--- start of Data section ---

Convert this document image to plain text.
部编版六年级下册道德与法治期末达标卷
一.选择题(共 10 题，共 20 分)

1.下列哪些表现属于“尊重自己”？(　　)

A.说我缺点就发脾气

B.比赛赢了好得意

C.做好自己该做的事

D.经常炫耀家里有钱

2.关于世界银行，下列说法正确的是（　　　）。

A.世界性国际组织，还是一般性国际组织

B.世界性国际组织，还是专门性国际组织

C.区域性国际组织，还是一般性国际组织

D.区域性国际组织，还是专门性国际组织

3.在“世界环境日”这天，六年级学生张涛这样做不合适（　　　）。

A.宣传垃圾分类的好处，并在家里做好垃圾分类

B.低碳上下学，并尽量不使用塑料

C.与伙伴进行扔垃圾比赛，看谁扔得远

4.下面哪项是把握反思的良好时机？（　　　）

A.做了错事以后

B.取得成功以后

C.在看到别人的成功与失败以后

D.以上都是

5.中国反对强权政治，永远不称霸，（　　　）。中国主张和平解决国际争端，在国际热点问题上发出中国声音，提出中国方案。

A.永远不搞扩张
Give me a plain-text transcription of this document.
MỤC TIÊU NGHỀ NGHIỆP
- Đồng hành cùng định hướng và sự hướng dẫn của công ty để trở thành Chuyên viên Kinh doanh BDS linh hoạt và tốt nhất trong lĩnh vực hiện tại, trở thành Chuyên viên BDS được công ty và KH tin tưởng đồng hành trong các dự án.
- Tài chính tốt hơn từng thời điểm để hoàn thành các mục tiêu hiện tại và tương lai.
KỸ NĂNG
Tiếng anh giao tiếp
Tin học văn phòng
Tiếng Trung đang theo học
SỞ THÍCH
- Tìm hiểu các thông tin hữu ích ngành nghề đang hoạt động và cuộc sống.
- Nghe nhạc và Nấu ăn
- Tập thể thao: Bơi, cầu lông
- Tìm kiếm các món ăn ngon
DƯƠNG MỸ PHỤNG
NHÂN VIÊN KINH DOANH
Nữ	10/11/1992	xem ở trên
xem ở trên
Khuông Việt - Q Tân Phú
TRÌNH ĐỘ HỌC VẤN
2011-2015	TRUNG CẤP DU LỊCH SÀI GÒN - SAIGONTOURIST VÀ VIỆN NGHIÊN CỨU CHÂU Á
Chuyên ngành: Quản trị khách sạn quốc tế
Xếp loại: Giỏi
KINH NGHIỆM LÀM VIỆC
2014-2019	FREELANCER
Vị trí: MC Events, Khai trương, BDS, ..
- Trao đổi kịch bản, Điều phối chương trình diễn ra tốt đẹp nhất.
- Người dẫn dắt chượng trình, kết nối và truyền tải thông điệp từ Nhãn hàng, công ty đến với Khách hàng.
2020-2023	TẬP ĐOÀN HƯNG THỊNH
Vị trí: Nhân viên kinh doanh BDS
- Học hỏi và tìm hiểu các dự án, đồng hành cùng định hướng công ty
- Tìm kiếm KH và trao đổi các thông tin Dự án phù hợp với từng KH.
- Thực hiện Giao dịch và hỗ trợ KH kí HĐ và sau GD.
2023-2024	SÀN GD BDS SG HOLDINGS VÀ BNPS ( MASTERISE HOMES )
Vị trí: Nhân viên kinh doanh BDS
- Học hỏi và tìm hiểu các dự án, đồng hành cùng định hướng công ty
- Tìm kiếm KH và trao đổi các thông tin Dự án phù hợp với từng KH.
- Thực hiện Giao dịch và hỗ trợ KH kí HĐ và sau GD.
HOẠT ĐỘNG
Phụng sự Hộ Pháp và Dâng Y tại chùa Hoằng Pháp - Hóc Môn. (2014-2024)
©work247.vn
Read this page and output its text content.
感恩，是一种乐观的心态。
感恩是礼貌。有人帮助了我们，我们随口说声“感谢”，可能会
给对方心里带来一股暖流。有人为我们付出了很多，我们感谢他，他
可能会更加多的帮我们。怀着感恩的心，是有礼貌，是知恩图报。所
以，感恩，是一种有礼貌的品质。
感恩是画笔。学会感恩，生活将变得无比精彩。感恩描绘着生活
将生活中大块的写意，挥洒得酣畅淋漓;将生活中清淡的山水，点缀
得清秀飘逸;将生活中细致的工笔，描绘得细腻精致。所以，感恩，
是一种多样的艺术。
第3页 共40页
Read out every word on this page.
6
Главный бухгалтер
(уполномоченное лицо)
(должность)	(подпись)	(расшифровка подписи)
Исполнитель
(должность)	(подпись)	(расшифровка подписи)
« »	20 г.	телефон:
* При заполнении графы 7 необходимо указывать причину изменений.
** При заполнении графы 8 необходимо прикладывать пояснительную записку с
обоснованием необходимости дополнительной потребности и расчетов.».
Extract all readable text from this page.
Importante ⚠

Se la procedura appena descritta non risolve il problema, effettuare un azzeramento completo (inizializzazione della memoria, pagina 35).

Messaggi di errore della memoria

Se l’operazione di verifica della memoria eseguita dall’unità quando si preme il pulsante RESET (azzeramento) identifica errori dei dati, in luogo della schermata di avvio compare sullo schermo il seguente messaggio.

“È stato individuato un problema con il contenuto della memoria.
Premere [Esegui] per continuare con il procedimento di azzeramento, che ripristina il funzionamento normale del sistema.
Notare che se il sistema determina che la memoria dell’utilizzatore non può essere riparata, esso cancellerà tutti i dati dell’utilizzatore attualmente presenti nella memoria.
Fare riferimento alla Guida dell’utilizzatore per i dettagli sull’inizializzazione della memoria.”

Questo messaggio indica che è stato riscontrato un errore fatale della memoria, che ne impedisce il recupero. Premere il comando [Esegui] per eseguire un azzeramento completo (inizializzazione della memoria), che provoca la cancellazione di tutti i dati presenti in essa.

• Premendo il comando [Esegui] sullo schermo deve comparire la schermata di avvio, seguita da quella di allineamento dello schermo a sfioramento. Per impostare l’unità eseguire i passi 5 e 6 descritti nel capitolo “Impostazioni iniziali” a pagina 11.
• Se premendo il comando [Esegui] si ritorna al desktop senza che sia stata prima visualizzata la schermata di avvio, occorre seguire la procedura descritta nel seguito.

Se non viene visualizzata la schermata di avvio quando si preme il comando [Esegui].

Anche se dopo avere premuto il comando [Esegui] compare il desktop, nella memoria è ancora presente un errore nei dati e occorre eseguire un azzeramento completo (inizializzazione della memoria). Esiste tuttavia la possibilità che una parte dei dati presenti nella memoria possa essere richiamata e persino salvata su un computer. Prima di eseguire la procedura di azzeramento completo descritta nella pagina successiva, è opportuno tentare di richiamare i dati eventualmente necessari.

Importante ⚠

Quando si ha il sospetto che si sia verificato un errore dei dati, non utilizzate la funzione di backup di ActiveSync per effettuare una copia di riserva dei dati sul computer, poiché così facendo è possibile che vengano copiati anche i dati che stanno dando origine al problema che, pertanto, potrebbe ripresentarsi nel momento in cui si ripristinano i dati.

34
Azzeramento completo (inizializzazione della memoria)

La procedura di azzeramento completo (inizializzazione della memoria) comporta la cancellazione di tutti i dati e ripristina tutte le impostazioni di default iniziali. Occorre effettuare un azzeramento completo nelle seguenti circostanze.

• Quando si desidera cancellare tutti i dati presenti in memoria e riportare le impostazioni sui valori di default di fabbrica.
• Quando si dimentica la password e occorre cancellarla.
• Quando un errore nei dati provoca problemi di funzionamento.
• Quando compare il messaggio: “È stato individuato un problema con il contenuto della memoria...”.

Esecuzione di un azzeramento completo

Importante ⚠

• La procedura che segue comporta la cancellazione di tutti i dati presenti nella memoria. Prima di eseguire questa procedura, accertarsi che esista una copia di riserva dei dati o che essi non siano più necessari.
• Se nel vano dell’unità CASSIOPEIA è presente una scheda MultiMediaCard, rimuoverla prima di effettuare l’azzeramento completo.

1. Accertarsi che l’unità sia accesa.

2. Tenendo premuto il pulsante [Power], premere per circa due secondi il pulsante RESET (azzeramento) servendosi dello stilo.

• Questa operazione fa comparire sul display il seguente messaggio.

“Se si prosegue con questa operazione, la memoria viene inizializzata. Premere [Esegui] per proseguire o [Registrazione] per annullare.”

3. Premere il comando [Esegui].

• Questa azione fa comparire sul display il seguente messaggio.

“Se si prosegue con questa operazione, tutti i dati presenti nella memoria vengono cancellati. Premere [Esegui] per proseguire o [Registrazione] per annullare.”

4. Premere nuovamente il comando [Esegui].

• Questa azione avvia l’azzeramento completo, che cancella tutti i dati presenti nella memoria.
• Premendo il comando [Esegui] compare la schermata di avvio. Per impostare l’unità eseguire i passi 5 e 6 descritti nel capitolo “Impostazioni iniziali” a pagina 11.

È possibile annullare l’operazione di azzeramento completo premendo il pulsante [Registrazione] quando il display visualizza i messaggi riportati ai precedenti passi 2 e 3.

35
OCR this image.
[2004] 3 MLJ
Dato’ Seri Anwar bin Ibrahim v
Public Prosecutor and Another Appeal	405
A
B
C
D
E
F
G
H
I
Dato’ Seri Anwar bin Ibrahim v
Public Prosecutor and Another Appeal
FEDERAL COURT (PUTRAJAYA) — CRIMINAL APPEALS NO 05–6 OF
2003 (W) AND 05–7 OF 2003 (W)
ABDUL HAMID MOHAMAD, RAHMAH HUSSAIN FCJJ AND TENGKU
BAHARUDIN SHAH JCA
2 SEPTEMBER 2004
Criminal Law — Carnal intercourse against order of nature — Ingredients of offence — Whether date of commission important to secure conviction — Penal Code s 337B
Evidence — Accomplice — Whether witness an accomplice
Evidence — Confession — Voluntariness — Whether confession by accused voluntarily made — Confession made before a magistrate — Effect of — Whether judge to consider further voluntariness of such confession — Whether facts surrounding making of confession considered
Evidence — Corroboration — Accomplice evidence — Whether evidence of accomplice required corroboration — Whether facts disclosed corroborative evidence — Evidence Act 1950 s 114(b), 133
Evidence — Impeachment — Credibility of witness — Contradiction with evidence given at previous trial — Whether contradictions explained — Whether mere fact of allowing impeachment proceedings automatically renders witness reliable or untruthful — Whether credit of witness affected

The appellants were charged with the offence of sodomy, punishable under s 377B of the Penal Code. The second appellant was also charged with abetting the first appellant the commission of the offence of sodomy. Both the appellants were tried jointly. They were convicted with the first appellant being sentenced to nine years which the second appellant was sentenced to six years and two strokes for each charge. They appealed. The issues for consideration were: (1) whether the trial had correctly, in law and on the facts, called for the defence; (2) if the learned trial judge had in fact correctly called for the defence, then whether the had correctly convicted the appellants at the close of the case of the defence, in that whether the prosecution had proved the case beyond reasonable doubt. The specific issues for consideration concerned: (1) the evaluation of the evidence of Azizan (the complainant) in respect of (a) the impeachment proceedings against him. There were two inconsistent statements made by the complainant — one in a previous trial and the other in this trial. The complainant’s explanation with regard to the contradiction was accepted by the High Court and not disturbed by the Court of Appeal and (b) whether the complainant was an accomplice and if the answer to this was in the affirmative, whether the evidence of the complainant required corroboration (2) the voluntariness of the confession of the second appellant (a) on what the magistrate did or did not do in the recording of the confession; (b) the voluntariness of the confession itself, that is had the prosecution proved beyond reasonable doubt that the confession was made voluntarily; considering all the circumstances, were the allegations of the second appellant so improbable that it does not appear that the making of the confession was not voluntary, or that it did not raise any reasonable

--- end of Data section ---

• **Task directions**
Track down all lines above with the string "desktop" and copy them.

• **Expected output**
• Se premendo il comando [Esegui] si ritorna al desktop senza che sia stata prima visualizzata la schermata di avvio, occorre seguire la procedura descritta nel seguito.
Anche se dopo avere premuto il comando [Esegui] compare il desktop, nella memoria è ancora presente un errore nei dati e occorre eseguire un azzeramento completo (inizializzazione della memoria). Esiste tuttavia la possibilità che una parte dei dati presenti nella memoria possa essere richiamata e persino salvata su un computer. Prima di eseguire la procedura di azzeramento completo descritta nella pagina successiva, è opportuno tentare di richiamare i dati eventualmente necessari.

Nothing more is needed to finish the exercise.